Task inputs →
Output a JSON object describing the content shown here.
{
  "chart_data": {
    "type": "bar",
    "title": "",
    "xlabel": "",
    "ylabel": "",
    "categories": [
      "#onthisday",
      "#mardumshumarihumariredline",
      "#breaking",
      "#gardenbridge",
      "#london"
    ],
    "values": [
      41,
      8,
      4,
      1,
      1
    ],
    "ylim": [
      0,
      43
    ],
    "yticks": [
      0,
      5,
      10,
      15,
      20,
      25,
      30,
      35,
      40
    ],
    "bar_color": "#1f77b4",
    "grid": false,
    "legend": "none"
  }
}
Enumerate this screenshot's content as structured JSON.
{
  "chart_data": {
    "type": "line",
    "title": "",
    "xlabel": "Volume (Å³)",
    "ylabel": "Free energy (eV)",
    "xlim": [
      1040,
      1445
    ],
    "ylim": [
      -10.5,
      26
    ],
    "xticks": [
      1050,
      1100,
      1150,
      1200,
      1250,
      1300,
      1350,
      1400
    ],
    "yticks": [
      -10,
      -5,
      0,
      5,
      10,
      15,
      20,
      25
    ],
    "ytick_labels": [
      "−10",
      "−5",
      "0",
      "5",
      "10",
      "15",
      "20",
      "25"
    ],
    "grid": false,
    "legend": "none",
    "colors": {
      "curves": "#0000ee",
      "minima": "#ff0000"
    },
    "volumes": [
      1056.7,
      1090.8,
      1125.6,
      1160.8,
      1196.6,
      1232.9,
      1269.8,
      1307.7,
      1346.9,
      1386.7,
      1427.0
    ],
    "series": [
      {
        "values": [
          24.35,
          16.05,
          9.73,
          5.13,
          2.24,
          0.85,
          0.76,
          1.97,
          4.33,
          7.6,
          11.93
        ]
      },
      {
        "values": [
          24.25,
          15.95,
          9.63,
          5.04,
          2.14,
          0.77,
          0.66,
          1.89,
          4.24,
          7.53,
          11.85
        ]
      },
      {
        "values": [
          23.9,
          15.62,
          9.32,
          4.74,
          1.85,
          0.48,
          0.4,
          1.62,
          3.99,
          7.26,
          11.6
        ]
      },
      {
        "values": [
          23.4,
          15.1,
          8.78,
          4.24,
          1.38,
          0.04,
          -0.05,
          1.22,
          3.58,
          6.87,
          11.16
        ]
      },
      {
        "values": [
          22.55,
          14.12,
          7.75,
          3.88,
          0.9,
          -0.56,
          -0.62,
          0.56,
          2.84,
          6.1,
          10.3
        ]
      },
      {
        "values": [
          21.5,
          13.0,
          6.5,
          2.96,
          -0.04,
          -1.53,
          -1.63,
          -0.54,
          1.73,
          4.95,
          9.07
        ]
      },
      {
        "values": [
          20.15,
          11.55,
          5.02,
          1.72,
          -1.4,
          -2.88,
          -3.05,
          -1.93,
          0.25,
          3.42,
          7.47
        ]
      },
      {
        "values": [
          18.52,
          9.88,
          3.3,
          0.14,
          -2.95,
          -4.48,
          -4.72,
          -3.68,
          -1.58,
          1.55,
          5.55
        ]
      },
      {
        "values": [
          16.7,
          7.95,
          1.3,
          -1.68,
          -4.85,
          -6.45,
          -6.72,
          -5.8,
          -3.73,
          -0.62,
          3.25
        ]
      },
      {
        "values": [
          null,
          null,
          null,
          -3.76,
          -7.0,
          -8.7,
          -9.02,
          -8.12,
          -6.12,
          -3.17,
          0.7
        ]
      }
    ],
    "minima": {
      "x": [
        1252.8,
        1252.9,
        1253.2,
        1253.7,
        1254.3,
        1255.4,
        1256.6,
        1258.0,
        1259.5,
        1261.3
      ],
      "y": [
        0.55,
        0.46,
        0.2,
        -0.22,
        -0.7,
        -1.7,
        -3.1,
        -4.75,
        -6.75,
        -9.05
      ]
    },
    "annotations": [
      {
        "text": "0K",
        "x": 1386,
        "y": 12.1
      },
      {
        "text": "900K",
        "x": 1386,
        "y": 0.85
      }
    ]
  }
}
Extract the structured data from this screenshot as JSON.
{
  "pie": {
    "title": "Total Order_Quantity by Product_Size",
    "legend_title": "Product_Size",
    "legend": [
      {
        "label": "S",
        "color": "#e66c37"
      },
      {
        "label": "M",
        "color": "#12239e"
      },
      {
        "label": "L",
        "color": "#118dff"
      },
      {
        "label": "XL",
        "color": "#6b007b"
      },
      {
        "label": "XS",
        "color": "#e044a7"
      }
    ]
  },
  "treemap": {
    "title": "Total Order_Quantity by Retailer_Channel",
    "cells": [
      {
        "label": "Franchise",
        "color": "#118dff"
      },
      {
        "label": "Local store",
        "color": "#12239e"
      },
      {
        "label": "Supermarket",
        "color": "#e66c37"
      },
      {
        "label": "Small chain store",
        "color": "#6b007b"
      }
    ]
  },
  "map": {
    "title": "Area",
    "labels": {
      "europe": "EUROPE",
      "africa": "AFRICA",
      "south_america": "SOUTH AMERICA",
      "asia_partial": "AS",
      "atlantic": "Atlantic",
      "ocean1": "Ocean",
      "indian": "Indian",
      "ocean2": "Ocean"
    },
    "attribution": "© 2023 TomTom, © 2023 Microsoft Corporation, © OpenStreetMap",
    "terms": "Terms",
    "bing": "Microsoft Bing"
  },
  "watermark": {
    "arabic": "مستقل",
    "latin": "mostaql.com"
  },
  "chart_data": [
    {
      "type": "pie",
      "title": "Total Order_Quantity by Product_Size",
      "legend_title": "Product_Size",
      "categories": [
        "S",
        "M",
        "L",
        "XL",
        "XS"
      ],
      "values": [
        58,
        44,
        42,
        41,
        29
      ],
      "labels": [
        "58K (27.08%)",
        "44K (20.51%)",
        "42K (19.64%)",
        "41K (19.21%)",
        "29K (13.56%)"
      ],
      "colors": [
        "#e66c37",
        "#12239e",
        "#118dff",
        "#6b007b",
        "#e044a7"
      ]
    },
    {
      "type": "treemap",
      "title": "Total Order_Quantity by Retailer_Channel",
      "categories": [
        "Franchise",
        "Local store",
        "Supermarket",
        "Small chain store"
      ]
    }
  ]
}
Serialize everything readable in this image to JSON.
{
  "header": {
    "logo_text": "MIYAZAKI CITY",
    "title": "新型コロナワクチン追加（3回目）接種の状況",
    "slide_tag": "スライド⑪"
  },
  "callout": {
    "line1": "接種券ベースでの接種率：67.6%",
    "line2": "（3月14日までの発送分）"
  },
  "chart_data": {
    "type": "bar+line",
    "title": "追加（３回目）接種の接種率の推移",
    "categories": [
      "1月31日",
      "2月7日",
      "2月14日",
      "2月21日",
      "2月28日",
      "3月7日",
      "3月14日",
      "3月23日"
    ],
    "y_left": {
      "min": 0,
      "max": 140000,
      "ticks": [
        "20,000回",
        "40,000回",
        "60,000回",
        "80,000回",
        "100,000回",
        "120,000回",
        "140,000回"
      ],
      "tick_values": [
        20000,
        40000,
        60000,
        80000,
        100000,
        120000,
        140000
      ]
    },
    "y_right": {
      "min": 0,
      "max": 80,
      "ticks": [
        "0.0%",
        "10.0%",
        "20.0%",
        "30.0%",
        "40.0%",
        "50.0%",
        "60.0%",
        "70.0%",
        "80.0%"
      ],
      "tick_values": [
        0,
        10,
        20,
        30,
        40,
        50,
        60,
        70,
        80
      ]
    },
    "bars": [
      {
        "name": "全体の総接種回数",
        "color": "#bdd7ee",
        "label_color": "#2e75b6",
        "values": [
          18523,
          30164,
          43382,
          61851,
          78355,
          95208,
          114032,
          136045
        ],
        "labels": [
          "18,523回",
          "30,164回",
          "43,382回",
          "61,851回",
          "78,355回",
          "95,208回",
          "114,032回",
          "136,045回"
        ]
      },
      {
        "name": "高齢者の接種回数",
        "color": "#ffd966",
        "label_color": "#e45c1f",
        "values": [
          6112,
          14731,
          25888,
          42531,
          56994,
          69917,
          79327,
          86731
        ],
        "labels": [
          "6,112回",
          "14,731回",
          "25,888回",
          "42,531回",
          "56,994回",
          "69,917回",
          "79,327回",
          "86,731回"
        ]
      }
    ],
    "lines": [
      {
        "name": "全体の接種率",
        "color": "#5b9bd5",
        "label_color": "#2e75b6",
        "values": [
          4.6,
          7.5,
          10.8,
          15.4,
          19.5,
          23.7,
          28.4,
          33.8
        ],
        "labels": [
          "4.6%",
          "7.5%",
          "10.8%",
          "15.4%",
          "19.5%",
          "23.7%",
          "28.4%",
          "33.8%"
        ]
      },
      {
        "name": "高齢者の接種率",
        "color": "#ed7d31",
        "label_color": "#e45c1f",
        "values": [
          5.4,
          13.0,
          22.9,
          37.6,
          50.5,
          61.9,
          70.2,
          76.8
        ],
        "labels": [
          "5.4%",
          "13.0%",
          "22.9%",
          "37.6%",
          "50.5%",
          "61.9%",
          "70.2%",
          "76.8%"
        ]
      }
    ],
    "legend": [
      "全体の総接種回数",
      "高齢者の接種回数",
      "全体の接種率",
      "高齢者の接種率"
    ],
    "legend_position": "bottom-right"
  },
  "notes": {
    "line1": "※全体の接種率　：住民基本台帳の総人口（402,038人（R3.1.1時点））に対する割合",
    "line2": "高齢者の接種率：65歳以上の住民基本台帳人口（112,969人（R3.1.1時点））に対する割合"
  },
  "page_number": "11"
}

The exercise → Find and copy every line in the entries above where the string "高齢者の接種率" occurs.

Completed exercise →
        "name": "高齢者の接種率",
      "高齢者の接種率"
    "line2": "高齢者の接種率：65歳以上の住民基本台帳人口（112,969人（R3.1.1時点））に対する割合"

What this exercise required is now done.